Using the listing below, select the lines with the word "绩效目标申报表" and copy them.
[INPUT DATA start]
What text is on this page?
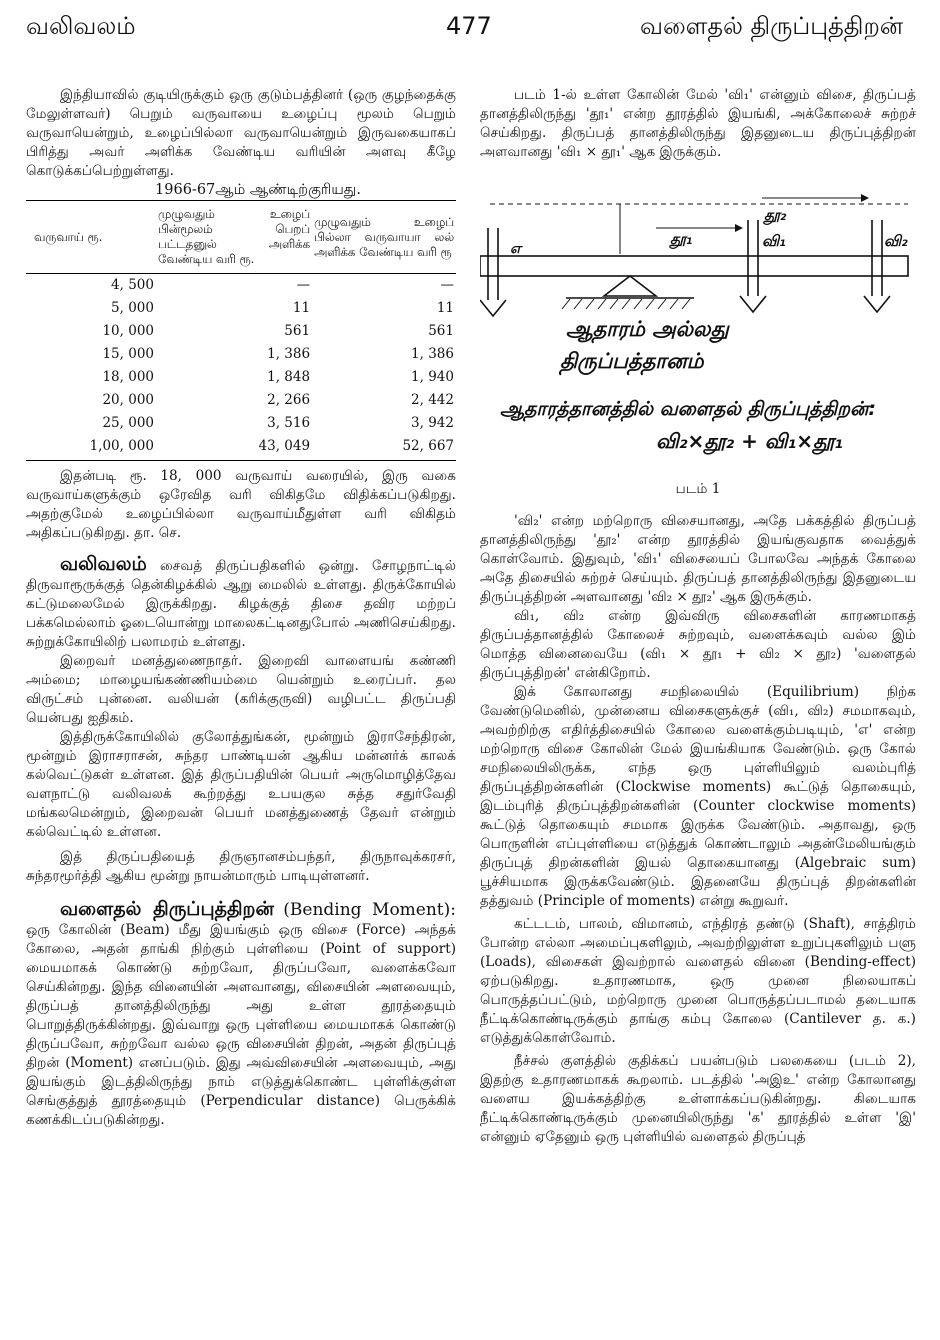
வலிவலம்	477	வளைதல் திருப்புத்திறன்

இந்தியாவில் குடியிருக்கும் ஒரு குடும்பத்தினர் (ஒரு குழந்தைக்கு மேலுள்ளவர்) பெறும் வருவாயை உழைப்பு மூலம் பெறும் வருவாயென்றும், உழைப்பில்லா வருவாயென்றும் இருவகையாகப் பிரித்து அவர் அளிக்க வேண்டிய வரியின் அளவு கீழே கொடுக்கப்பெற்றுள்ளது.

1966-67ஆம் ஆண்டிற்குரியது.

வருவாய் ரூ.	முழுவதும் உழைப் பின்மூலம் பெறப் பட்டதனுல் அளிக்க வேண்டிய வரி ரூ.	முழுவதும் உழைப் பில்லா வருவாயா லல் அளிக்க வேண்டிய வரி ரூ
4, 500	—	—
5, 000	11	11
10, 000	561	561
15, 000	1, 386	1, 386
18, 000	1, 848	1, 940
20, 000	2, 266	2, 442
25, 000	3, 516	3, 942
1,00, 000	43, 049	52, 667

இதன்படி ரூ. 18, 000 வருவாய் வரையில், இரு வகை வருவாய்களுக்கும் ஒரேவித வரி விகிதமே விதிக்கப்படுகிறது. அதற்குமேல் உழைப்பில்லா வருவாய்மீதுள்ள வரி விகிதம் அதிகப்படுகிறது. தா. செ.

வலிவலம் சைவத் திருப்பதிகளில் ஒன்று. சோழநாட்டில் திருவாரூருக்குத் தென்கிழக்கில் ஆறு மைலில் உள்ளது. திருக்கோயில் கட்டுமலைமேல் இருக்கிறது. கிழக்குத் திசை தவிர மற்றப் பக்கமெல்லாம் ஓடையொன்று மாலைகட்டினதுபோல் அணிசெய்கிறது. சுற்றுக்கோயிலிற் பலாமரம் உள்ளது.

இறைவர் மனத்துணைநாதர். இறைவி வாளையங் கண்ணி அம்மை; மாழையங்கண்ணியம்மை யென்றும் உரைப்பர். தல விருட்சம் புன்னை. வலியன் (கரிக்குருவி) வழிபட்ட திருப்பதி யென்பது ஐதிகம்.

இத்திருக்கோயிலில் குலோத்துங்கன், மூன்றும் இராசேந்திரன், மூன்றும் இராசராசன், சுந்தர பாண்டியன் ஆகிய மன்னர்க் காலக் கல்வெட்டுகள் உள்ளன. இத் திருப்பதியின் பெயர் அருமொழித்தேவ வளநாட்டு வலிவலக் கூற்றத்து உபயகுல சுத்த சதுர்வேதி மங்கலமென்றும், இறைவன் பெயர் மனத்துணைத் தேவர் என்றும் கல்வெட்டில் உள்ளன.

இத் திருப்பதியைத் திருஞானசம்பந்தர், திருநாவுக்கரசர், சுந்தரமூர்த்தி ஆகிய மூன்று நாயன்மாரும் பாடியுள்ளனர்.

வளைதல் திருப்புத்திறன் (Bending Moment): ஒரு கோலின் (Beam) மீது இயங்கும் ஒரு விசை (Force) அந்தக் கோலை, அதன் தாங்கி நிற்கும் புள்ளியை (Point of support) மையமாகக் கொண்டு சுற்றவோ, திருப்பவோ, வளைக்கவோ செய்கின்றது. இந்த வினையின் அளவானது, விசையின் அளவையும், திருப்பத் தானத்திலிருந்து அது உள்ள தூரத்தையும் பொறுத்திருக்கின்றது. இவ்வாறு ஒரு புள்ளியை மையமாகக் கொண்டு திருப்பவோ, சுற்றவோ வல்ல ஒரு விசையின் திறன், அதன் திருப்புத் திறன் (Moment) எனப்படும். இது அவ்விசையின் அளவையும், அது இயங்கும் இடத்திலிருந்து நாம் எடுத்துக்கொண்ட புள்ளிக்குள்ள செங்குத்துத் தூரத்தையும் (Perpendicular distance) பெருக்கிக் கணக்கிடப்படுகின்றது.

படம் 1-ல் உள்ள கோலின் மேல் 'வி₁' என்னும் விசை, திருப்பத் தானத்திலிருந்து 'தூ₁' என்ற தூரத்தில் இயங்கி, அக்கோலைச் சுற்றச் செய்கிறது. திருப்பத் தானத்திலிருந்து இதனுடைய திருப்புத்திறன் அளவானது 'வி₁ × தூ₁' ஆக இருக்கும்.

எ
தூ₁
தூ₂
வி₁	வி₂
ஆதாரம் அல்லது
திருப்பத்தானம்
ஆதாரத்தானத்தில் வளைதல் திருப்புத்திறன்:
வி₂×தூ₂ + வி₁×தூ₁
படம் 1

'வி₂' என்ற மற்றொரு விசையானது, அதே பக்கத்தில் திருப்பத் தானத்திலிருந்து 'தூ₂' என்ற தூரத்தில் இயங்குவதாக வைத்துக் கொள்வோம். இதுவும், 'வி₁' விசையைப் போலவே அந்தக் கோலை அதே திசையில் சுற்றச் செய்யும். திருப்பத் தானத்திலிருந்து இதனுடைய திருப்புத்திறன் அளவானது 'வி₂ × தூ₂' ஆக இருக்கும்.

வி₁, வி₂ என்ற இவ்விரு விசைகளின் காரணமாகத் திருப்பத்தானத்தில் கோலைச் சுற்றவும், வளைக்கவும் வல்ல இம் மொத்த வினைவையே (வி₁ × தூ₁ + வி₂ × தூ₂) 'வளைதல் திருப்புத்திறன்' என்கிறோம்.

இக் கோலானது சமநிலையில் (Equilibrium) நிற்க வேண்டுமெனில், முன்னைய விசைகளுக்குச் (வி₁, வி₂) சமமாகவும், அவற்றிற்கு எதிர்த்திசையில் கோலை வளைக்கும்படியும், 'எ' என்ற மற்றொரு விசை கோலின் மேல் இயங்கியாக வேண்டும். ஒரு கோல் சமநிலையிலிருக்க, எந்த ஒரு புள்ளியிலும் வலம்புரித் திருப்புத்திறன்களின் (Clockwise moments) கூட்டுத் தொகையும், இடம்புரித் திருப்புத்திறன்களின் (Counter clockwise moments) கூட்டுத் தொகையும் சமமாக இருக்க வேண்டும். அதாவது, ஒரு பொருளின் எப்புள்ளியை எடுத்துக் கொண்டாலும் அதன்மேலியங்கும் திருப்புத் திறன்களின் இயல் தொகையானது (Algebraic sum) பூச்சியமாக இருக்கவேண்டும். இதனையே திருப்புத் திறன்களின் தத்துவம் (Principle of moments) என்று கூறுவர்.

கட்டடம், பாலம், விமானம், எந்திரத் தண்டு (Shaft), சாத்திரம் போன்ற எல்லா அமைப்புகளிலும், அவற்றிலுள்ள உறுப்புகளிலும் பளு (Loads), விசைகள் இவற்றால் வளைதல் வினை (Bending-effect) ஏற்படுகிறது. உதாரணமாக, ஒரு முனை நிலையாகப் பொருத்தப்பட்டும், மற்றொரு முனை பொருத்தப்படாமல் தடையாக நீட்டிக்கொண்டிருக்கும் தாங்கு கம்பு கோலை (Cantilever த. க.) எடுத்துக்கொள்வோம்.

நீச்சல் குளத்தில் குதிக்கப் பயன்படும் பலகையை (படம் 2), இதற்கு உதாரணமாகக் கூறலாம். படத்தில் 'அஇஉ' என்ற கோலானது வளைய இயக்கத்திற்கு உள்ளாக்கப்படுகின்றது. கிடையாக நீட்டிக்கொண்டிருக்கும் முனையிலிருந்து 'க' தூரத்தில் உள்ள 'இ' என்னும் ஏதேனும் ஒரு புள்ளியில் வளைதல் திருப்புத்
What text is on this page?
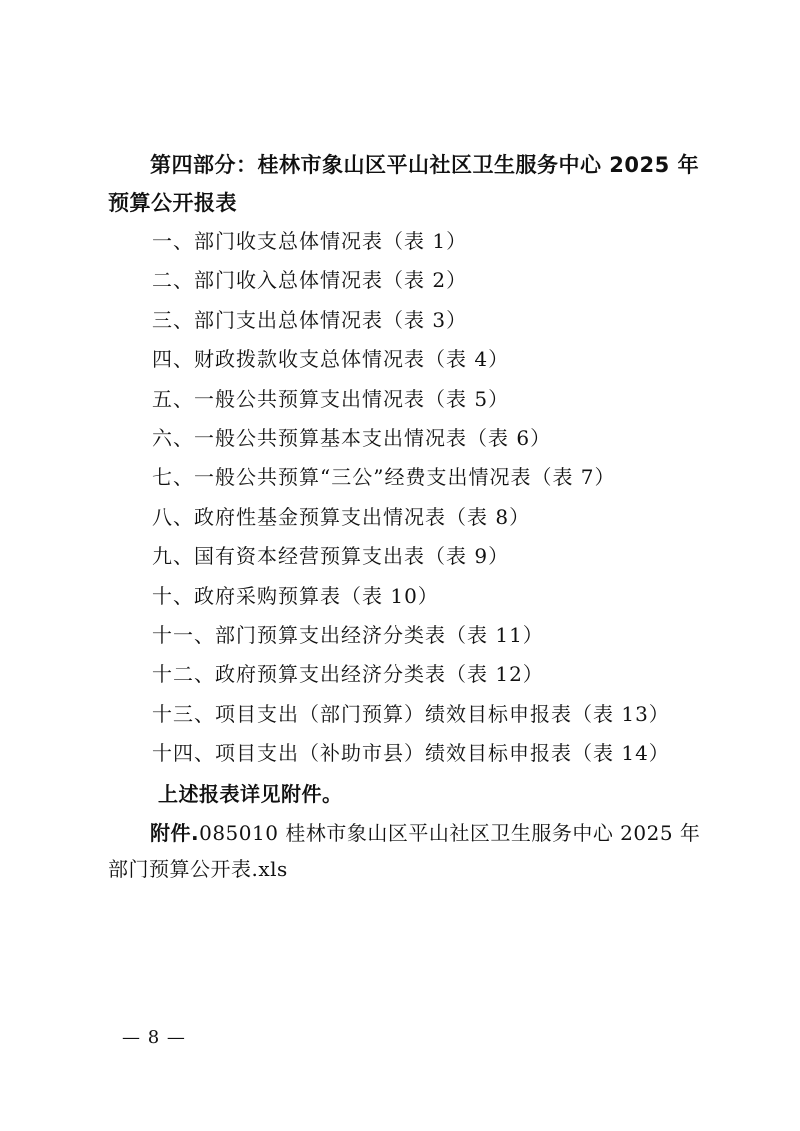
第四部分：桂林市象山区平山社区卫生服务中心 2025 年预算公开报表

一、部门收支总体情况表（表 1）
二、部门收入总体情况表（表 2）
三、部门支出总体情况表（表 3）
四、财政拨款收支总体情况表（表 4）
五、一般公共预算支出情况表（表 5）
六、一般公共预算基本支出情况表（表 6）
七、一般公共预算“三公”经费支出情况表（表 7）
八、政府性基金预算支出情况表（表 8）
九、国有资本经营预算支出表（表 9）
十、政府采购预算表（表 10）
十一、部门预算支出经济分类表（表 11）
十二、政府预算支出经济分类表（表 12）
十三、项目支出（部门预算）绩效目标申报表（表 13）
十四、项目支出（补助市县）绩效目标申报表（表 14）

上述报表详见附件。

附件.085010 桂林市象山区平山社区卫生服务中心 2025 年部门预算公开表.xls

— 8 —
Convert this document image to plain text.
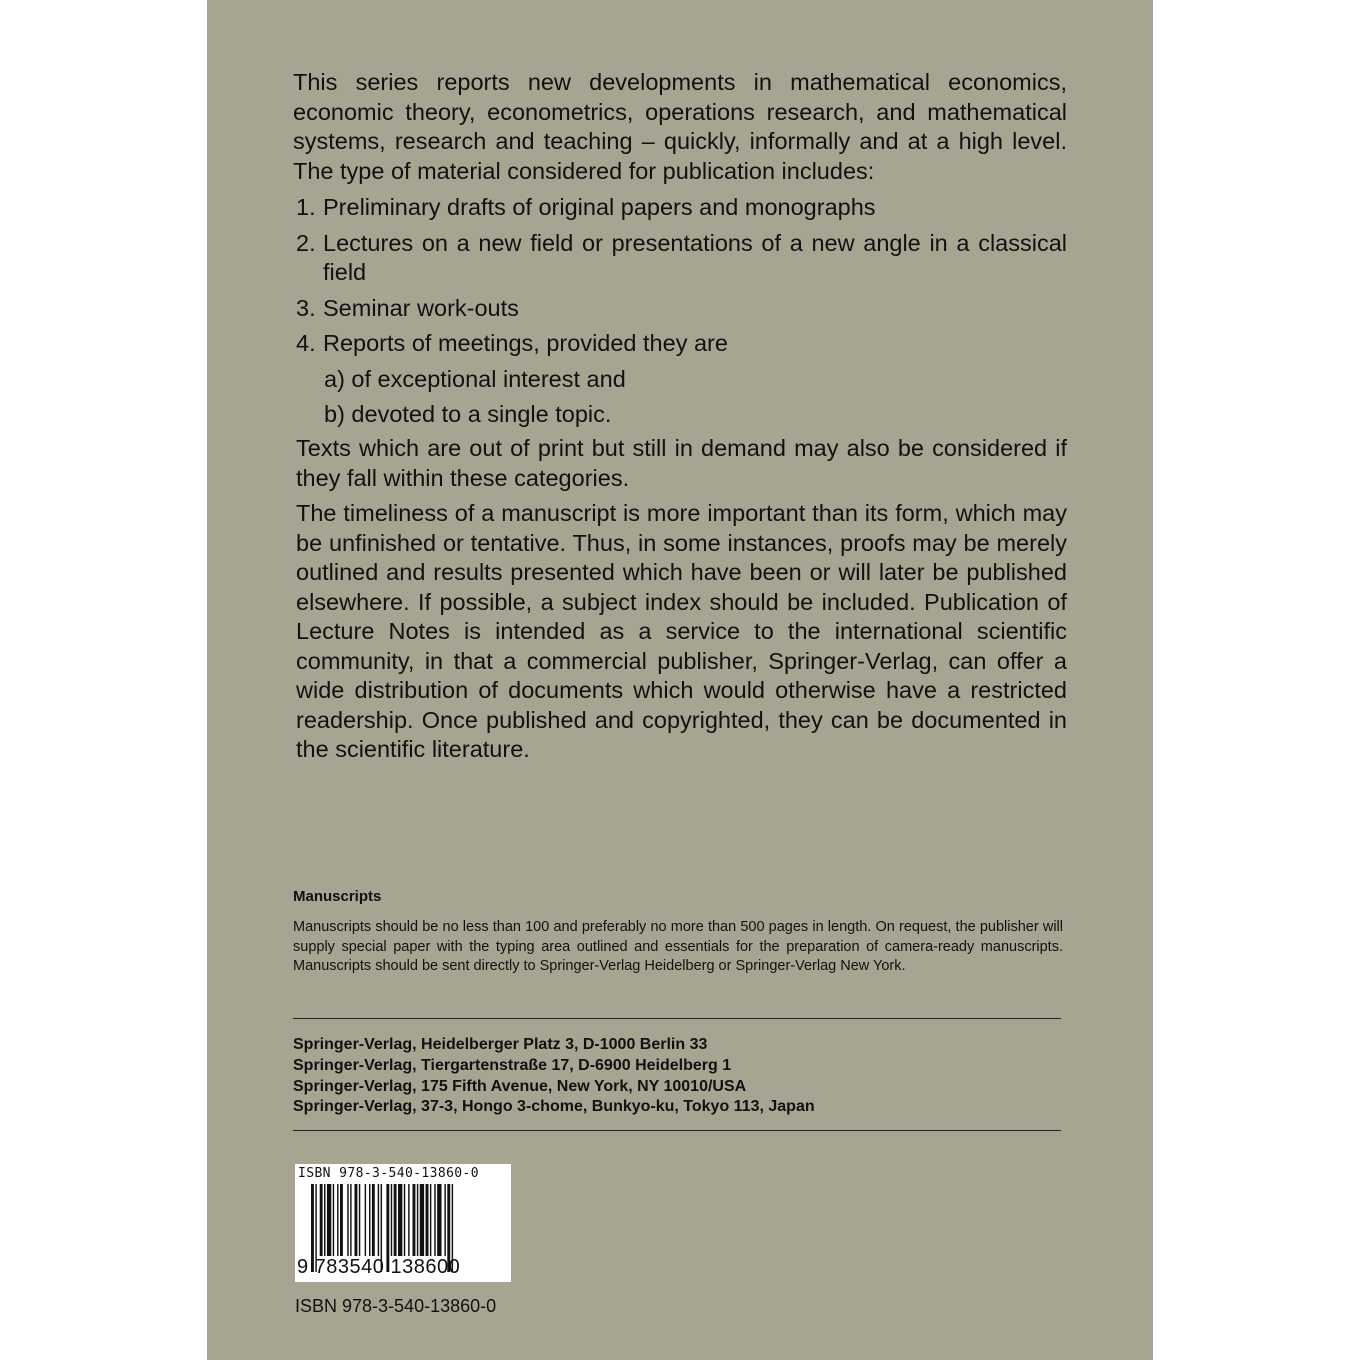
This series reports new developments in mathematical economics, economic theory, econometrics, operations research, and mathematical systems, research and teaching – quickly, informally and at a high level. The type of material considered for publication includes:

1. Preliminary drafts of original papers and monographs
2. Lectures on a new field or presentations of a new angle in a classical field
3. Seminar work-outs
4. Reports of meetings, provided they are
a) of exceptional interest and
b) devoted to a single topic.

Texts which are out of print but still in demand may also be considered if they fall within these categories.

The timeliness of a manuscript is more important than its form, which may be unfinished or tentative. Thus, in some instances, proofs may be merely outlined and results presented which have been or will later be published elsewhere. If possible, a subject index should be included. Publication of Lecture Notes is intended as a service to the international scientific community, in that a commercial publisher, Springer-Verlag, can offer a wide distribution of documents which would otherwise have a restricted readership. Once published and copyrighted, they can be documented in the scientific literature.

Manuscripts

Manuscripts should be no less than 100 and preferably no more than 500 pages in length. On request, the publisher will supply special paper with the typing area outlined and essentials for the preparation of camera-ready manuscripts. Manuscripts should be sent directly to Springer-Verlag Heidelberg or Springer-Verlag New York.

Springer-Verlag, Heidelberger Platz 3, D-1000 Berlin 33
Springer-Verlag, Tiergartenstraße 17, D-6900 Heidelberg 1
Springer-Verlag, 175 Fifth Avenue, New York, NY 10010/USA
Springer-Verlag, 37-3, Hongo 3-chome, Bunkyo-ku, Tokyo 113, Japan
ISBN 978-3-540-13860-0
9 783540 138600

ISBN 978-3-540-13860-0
[INPUT DATA end]
### ANSWER FOR THE TASK
十三、项目支出（部门预算）绩效目标申报表（表 13）
十四、项目支出（补助市县）绩效目标申报表（表 14）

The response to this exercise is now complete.